**Brief**
Collect each line holding the string "Stage".
··········
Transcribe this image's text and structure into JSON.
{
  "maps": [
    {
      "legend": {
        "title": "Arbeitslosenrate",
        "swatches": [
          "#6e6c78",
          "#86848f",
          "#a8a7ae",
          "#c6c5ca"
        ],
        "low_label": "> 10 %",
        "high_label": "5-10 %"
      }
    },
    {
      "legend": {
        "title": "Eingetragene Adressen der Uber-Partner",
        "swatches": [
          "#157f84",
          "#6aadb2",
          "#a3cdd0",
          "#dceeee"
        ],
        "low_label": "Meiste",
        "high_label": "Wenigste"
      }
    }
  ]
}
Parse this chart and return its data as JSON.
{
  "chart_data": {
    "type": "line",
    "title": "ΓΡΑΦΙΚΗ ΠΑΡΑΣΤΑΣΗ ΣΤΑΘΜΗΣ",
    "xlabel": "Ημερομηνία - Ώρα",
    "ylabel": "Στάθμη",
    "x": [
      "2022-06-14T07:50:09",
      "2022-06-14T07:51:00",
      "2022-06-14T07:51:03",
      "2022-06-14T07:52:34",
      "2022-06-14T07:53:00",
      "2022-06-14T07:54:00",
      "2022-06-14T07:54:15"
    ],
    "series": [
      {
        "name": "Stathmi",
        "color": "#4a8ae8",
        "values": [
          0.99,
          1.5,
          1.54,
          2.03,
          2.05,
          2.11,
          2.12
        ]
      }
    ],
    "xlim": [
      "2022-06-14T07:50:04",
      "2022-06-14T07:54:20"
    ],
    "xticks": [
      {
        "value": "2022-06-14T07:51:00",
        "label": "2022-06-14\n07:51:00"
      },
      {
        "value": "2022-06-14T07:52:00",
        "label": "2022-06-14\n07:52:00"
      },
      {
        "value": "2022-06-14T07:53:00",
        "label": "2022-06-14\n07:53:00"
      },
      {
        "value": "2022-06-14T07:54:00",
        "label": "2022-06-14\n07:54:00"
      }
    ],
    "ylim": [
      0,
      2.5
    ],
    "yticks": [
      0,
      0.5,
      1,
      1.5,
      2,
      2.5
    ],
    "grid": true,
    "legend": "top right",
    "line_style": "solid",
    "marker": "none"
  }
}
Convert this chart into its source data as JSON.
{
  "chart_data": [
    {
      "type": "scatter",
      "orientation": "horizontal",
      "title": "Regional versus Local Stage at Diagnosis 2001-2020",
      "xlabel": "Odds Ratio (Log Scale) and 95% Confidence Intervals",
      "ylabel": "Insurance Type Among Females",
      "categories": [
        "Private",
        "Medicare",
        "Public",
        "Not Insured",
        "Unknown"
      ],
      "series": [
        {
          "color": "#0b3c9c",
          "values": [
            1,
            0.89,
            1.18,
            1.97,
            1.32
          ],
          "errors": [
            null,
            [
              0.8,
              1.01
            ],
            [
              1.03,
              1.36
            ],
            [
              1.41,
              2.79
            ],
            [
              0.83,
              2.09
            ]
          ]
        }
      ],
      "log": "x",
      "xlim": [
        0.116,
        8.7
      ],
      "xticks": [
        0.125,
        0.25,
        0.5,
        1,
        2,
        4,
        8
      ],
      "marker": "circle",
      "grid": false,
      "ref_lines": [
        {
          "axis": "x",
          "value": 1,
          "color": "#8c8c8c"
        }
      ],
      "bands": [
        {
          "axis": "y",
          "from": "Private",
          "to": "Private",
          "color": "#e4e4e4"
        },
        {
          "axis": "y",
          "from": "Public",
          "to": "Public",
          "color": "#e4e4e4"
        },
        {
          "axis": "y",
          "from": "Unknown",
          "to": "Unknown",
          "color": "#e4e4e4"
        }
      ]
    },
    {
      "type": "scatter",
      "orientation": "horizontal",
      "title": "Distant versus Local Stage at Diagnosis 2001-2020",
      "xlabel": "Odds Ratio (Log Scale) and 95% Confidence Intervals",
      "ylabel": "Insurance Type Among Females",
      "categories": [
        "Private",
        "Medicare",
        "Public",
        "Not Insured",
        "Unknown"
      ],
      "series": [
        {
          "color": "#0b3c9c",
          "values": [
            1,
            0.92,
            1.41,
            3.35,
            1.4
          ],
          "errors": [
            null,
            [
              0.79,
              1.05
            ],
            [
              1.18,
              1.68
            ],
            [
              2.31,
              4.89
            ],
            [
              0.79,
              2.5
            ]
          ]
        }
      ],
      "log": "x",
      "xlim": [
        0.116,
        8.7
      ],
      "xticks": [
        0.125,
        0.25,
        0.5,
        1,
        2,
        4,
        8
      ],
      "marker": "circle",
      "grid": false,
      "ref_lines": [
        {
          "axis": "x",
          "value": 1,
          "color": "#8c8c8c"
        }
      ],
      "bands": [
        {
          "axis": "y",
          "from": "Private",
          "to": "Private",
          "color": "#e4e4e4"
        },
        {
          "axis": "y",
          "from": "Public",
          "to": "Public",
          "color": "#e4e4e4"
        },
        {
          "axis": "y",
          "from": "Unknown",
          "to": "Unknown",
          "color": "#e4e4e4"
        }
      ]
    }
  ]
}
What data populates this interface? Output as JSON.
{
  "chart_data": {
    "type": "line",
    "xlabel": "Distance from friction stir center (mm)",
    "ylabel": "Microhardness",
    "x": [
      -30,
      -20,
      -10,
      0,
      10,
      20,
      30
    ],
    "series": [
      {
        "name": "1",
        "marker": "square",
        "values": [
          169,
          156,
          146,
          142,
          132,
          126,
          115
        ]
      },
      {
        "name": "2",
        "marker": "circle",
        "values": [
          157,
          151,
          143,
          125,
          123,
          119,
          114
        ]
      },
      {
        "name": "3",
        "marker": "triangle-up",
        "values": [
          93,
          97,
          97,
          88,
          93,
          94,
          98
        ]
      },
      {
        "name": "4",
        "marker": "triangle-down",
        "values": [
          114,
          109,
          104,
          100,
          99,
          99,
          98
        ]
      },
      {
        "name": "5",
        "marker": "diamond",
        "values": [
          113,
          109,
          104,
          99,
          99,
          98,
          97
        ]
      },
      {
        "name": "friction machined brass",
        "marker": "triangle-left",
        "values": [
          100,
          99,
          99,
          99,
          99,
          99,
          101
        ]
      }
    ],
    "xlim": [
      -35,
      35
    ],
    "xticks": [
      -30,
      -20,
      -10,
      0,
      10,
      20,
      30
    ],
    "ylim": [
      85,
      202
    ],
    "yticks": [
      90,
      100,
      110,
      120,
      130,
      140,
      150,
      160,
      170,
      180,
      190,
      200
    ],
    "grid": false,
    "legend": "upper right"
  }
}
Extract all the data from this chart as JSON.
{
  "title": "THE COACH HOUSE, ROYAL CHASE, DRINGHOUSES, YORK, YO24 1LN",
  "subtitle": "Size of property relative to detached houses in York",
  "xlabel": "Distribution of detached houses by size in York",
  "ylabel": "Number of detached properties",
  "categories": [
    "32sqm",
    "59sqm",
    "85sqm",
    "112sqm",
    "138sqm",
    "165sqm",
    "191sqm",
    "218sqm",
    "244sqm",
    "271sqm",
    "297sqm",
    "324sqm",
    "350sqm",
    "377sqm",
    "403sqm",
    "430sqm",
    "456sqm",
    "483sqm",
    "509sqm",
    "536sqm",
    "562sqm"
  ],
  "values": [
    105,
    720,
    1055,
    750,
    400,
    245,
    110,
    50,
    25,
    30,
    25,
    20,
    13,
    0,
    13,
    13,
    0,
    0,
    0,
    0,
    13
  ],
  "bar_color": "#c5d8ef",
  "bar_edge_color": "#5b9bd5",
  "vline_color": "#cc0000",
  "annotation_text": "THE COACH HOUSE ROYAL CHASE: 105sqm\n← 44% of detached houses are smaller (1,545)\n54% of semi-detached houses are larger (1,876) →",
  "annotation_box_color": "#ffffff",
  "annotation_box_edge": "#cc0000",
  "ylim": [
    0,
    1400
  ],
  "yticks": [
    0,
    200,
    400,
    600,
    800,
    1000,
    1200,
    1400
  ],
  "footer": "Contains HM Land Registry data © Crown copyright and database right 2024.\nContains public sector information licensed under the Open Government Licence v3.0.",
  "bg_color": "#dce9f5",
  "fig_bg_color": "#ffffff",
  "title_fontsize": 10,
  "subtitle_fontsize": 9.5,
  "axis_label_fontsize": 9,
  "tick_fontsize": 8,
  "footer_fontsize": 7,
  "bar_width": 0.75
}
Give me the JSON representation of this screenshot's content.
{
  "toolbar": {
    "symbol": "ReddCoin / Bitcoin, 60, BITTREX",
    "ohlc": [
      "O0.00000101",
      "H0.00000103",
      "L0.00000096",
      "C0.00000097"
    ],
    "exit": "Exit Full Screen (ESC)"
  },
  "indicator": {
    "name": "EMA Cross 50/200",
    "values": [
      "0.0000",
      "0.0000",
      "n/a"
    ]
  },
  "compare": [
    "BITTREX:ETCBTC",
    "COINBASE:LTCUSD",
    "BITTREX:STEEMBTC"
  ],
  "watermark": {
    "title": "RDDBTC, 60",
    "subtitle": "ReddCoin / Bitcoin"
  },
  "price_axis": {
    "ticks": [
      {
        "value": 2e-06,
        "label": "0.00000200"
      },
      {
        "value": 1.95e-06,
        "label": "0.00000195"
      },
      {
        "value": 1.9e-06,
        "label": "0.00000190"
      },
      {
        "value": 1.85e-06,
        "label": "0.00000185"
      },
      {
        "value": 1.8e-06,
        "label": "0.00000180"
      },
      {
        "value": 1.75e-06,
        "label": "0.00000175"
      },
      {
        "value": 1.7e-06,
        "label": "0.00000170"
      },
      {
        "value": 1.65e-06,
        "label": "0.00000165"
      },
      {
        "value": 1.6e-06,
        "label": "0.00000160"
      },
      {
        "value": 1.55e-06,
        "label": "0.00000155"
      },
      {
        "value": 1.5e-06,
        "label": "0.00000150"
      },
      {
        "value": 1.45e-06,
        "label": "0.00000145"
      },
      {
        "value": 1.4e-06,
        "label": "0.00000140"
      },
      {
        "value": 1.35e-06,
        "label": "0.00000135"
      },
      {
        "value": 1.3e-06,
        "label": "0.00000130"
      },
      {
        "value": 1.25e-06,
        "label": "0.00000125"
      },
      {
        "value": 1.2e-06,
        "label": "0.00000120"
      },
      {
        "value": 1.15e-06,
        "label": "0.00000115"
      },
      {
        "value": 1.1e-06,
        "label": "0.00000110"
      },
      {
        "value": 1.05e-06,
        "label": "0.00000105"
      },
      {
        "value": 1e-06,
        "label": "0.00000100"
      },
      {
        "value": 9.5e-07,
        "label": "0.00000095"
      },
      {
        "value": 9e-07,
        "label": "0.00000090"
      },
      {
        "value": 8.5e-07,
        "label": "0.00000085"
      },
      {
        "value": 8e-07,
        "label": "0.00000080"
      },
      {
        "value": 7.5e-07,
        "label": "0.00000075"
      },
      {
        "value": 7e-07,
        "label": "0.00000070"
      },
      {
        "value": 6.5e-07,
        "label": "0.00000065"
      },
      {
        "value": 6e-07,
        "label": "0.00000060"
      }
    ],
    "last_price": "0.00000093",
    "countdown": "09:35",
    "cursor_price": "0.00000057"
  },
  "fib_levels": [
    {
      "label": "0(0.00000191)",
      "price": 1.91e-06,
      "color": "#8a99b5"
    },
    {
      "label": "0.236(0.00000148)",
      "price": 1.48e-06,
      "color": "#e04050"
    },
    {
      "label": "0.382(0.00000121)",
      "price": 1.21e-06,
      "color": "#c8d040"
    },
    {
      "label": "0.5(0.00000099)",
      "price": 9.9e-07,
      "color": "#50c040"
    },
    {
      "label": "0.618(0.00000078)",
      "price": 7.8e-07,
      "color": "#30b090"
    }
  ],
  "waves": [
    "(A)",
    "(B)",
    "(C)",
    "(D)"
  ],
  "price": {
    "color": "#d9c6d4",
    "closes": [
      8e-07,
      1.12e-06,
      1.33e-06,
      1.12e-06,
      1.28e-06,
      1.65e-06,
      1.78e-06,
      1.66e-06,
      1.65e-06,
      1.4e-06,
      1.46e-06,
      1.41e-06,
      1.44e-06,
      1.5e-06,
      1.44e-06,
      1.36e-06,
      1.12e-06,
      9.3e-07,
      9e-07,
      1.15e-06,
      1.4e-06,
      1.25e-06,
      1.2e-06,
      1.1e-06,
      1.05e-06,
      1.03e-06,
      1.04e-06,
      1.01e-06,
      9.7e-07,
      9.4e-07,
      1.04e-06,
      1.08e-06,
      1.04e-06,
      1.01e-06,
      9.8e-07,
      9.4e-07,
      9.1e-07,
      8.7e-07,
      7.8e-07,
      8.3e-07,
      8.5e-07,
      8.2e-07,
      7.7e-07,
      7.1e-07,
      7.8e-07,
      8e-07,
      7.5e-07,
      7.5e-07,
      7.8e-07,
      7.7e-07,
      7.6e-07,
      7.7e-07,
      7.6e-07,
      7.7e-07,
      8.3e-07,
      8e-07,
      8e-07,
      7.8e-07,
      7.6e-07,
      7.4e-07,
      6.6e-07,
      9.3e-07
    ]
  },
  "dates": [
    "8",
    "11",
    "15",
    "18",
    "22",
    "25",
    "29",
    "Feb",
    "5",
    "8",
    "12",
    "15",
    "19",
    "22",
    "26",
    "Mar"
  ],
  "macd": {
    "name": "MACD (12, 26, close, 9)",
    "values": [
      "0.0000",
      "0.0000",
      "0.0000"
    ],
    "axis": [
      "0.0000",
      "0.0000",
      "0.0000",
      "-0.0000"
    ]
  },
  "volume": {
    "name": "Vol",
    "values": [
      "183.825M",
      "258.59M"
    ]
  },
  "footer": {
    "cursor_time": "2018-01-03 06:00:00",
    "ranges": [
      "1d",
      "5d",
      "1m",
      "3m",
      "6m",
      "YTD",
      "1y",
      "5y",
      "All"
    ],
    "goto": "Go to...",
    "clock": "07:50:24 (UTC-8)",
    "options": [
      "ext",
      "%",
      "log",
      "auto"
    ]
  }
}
··········
**Output**
      "title": "Regional versus Local Stage at Diagnosis 2001-2020",
      "title": "Distant versus Local Stage at Diagnosis 2001-2020",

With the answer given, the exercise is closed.